● Page text:
┄┄┄┄┄┄


Commercial Strategy

  • International expansion remains a key component of MannKind’s plan to drive Afrezza revenue. Management was particularly excited about its recent marketing and distribution agreement with Cipla for Afrezza in India, which they believe holds great revenue potential – presumably this would be self-pay. Internal efforts in Mexico and Canada were also highlighted, with filings anticipated in 2H18. The company has also signed an international distribution deal with Tanner Pharma Group, for unspecified markets. Lastly, Dr. Castagna noted that FDA has completed inspections of factories in Brazil, where Afrezza is set for 4Q18 approval and 1Q19 launch.

  • After announcing positive time-in-range (STAT) and hypoglycemia (AFFINITY-1) results for Afrezza vs. NovoLog at ADA 2018, management identified the publication and spread of this new data as critical for better physician adoption. According to Dr. Castagna, the STAT trial manuscript should be published in the next few weeks. He noted that this information remains “fairly invisible” as of now, apart from those who attended ADA or read Close Concerns’ reports, and that national publication will be key to spreading the newly demonstrated benefits of Afrezza to the majority of HCPs – we’re curious to see what journal STAT will be published in. We agree that the vast majority of physicians are not fully aware of Afrezza’s benefits over other mealtime insulins, beyond its inhalable nature (if that), and Dr. Castagna has previously emphasized that MannKind is focused on building up the scientific understanding of Afrezza in 2018. While enthusiasm for the product is strong among thought leaders (including Drs. Irl Hirsch, Bruce Bode, and Satish Garg), our sense is that MannKind has faced far more obstacles in broad HCP education and reimbursement than in the quality of the therapy itself.  The KOLs do not seem to be particularly close to the “real world” HCPs.

┄┄┄┄┄┄

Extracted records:
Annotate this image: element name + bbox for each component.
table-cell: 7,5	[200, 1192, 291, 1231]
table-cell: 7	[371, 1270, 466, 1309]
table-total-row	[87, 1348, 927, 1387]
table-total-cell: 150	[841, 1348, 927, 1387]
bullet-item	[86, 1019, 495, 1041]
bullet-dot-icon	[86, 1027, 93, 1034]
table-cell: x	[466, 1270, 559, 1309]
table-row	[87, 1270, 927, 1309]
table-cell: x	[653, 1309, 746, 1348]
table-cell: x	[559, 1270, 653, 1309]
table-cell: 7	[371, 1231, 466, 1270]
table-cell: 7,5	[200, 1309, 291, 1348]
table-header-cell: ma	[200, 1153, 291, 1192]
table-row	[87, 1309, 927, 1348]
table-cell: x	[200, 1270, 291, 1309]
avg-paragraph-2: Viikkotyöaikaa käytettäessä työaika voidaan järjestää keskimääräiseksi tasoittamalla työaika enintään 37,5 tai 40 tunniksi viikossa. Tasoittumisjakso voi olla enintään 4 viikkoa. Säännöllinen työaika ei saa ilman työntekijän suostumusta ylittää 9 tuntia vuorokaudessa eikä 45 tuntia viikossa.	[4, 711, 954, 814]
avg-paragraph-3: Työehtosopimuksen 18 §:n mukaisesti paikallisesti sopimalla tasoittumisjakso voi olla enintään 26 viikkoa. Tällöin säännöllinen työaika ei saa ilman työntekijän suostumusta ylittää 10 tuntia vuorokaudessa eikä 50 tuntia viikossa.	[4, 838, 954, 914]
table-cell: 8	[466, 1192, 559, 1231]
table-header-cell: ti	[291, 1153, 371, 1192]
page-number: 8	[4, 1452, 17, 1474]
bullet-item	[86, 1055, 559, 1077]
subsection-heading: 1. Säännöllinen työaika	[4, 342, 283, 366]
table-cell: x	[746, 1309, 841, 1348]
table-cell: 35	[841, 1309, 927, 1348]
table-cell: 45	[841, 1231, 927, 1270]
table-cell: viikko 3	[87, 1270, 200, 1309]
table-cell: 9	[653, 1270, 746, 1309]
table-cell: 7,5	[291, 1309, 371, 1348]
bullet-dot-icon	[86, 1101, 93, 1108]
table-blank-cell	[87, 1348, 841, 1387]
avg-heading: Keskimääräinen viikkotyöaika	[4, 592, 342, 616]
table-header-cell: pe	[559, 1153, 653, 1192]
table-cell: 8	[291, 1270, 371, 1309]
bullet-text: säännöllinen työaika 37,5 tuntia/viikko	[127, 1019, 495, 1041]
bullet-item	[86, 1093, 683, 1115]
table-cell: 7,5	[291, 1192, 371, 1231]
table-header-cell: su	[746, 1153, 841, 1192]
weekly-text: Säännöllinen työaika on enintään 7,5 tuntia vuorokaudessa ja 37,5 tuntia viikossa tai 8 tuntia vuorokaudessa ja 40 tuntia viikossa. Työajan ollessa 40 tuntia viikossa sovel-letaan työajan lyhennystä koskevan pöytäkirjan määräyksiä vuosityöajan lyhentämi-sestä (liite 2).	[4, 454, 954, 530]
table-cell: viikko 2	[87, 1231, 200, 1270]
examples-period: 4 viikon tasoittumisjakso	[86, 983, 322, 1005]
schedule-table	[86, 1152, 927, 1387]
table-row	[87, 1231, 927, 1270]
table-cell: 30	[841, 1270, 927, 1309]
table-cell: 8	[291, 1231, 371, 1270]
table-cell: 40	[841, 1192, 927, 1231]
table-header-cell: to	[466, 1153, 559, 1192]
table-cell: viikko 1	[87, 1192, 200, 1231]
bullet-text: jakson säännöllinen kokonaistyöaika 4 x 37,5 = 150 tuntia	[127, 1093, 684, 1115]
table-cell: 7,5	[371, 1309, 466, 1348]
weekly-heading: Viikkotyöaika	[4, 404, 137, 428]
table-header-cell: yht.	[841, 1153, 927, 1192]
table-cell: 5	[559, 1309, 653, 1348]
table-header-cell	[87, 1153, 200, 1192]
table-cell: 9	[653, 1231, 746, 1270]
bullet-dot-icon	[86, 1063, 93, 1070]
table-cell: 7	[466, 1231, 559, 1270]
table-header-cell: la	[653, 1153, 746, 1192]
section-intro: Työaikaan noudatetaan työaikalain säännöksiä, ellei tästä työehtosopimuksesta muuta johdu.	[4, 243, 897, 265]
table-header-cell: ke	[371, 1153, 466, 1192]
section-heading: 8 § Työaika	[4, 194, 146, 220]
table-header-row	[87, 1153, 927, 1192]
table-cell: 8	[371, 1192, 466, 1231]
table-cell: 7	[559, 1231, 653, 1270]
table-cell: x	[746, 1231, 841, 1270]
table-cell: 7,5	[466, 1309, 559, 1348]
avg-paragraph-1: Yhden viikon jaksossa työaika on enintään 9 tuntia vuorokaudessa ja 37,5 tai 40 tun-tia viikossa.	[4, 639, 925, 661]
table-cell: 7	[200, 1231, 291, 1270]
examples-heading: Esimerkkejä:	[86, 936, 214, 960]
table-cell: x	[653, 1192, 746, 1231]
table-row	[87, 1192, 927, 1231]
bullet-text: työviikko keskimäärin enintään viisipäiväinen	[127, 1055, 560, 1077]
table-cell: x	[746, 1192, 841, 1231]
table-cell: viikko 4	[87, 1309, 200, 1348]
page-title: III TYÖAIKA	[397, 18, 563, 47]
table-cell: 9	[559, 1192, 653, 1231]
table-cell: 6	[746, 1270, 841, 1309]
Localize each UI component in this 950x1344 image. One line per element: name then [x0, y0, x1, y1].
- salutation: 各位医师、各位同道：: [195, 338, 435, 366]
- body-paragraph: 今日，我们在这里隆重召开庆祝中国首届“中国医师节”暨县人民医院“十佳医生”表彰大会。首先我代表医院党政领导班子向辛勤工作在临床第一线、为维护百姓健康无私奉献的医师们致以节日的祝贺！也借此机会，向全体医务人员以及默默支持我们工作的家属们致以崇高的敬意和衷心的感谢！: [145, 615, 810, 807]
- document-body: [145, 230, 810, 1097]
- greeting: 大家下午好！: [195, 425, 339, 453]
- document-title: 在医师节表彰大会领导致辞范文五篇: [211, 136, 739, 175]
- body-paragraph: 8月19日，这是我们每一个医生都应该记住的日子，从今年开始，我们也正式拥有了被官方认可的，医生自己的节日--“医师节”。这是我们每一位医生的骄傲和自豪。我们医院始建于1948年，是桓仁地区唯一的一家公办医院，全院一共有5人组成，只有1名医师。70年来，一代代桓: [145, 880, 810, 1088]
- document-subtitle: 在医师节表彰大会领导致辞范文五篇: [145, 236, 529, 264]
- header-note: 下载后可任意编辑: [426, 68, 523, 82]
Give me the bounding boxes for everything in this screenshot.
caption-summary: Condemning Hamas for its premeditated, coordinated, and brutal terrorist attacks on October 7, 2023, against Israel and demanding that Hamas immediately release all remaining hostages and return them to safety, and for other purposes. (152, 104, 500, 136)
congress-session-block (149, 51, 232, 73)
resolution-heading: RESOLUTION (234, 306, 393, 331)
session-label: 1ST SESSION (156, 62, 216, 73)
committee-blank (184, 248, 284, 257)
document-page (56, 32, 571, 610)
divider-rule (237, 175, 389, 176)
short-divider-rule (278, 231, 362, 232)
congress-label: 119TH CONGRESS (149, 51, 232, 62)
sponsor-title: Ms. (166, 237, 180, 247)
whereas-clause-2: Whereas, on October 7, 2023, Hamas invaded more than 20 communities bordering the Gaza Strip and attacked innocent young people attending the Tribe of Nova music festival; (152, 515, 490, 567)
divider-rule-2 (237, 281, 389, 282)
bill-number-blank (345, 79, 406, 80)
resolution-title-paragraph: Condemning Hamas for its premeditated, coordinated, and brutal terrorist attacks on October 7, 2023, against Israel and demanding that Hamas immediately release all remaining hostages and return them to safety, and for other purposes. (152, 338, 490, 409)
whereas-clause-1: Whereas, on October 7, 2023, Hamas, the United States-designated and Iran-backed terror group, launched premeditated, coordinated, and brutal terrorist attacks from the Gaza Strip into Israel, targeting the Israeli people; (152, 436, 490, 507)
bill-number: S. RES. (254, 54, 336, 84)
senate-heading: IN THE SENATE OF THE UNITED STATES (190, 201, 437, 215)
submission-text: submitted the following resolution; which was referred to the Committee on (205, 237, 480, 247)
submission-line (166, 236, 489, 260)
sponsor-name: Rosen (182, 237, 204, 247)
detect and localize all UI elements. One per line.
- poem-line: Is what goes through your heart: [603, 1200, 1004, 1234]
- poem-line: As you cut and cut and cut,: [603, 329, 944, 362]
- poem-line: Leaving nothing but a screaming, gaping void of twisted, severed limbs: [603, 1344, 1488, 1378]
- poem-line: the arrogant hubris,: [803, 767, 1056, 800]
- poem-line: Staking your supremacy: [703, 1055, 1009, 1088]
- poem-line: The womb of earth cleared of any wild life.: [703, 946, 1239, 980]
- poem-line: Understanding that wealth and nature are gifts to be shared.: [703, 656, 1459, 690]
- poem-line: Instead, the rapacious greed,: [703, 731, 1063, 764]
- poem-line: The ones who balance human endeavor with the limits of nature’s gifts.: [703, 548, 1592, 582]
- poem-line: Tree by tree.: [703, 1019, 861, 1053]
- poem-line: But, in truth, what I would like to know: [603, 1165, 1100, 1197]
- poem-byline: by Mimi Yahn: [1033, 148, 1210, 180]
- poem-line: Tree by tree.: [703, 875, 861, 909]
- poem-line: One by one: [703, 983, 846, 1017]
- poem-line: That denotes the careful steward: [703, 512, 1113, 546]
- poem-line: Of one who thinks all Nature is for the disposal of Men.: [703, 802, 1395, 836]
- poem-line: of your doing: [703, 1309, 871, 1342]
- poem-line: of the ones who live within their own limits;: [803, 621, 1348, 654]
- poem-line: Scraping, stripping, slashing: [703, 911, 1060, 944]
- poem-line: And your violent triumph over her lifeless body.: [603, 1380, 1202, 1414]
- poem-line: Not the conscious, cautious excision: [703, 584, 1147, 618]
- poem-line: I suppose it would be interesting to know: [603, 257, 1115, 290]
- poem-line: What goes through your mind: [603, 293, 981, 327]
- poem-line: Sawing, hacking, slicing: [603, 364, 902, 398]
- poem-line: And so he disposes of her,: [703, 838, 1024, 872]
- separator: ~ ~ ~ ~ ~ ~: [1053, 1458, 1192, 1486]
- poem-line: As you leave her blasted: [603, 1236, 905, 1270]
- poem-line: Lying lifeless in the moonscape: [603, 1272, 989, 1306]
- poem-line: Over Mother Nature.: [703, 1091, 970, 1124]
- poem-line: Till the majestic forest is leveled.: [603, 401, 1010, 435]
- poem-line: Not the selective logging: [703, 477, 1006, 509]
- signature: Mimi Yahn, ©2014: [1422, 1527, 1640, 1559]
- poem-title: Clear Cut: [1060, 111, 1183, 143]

┄┄┄┄┄┄

● Task statement: According to the commercial strategy text, when are Afrezza's approval and launch in Brazil expected? Use only the page text for what comes next, not the items.

● Solution: Approval is set for 4Q18 and launch for 1Q19.